Data listing
▼

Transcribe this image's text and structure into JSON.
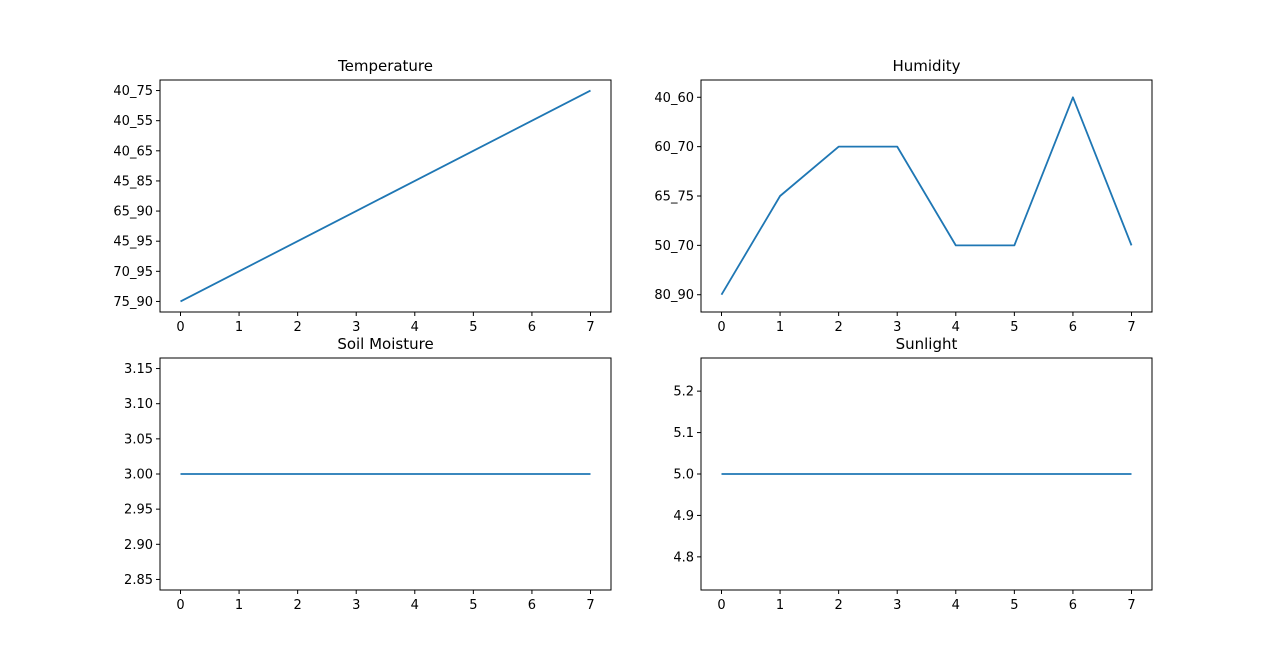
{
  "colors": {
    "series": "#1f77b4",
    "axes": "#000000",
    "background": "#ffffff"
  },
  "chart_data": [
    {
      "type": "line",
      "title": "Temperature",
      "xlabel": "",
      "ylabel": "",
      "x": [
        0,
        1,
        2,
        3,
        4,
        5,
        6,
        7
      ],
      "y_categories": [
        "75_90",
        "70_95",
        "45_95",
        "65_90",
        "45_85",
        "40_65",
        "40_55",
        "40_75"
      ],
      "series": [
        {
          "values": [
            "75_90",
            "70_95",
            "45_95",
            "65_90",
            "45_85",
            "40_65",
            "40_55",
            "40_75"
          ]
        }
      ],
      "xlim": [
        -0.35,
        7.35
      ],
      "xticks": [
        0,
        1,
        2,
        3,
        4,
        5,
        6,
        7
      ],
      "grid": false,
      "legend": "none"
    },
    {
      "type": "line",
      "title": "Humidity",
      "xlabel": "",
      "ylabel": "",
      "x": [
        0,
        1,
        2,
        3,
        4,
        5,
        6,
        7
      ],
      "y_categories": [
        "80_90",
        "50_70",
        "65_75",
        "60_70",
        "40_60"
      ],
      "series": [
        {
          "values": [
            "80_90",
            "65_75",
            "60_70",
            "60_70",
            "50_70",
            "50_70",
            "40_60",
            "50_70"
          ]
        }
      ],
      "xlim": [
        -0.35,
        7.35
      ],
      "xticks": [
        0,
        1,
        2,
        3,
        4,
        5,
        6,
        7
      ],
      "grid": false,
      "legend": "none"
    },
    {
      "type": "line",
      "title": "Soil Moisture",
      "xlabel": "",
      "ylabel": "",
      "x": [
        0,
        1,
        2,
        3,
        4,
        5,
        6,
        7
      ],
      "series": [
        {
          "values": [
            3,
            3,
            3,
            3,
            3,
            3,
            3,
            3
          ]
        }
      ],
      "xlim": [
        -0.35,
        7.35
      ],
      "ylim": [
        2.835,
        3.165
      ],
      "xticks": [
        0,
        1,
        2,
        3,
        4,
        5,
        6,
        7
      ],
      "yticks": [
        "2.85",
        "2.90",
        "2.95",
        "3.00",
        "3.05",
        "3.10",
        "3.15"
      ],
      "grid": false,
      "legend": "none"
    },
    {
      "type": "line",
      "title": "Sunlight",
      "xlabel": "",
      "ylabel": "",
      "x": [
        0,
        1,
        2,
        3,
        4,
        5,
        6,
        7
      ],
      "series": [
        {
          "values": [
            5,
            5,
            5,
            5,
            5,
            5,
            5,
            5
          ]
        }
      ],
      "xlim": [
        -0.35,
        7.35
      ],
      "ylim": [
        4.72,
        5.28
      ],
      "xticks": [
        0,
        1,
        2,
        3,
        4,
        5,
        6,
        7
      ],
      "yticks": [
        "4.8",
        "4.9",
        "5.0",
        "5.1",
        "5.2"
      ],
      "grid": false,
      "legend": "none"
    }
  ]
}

▲

▶ Exercise objective
Your task is to reproduce all of the material exactly. The pictures stay out.

▶ Reply
Transcribe this image's text and structure into JSON.
{
  "colors": {
    "series": "#1f77b4",
    "axes": "#000000",
    "background": "#ffffff"
  },
  "chart_data": [
    {
      "type": "line",
      "title": "Temperature",
      "xlabel": "",
      "ylabel": "",
      "x": [
        0,
        1,
        2,
        3,
        4,
        5,
        6,
        7
      ],
      "y_categories": [
        "75_90",
        "70_95",
        "45_95",
        "65_90",
        "45_85",
        "40_65",
        "40_55",
        "40_75"
      ],
      "series": [
        {
          "values": [
            "75_90",
            "70_95",
            "45_95",
            "65_90",
            "45_85",
            "40_65",
            "40_55",
            "40_75"
          ]
        }
      ],
      "xlim": [
        -0.35,
        7.35
      ],
      "xticks": [
        0,
        1,
        2,
        3,
        4,
        5,
        6,
        7
      ],
      "grid": false,
      "legend": "none"
    },
    {
      "type": "line",
      "title": "Humidity",
      "xlabel": "",
      "ylabel": "",
      "x": [
        0,
        1,
        2,
        3,
        4,
        5,
        6,
        7
      ],
      "y_categories": [
        "80_90",
        "50_70",
        "65_75",
        "60_70",
        "40_60"
      ],
      "series": [
        {
          "values": [
            "80_90",
            "65_75",
            "60_70",
            "60_70",
            "50_70",
            "50_70",
            "40_60",
            "50_70"
          ]
        }
      ],
      "xlim": [
        -0.35,
        7.35
      ],
      "xticks": [
        0,
        1,
        2,
        3,
        4,
        5,
        6,
        7
      ],
      "grid": false,
      "legend": "none"
    },
    {
      "type": "line",
      "title": "Soil Moisture",
      "xlabel": "",
      "ylabel": "",
      "x": [
        0,
        1,
        2,
        3,
        4,
        5,
        6,
        7
      ],
      "series": [
        {
          "values": [
            3,
            3,
            3,
            3,
            3,
            3,
            3,
            3
          ]
        }
      ],
      "xlim": [
        -0.35,
        7.35
      ],
      "ylim": [
        2.835,
        3.165
      ],
      "xticks": [
        0,
        1,
        2,
        3,
        4,
        5,
        6,
        7
      ],
      "yticks": [
        "2.85",
        "2.90",
        "2.95",
        "3.00",
        "3.05",
        "3.10",
        "3.15"
      ],
      "grid": false,
      "legend": "none"
    },
    {
      "type": "line",
      "title": "Sunlight",
      "xlabel": "",
      "ylabel": "",
      "x": [
        0,
        1,
        2,
        3,
        4,
        5,
        6,
        7
      ],
      "series": [
        {
          "values": [
            5,
            5,
            5,
            5,
            5,
            5,
            5,
            5
          ]
        }
      ],
      "xlim": [
        -0.35,
        7.35
      ],
      "ylim": [
        4.72,
        5.28
      ],
      "xticks": [
        0,
        1,
        2,
        3,
        4,
        5,
        6,
        7
      ],
      "yticks": [
        "4.8",
        "4.9",
        "5.0",
        "5.1",
        "5.2"
      ],
      "grid": false,
      "legend": "none"
    }
  ]
}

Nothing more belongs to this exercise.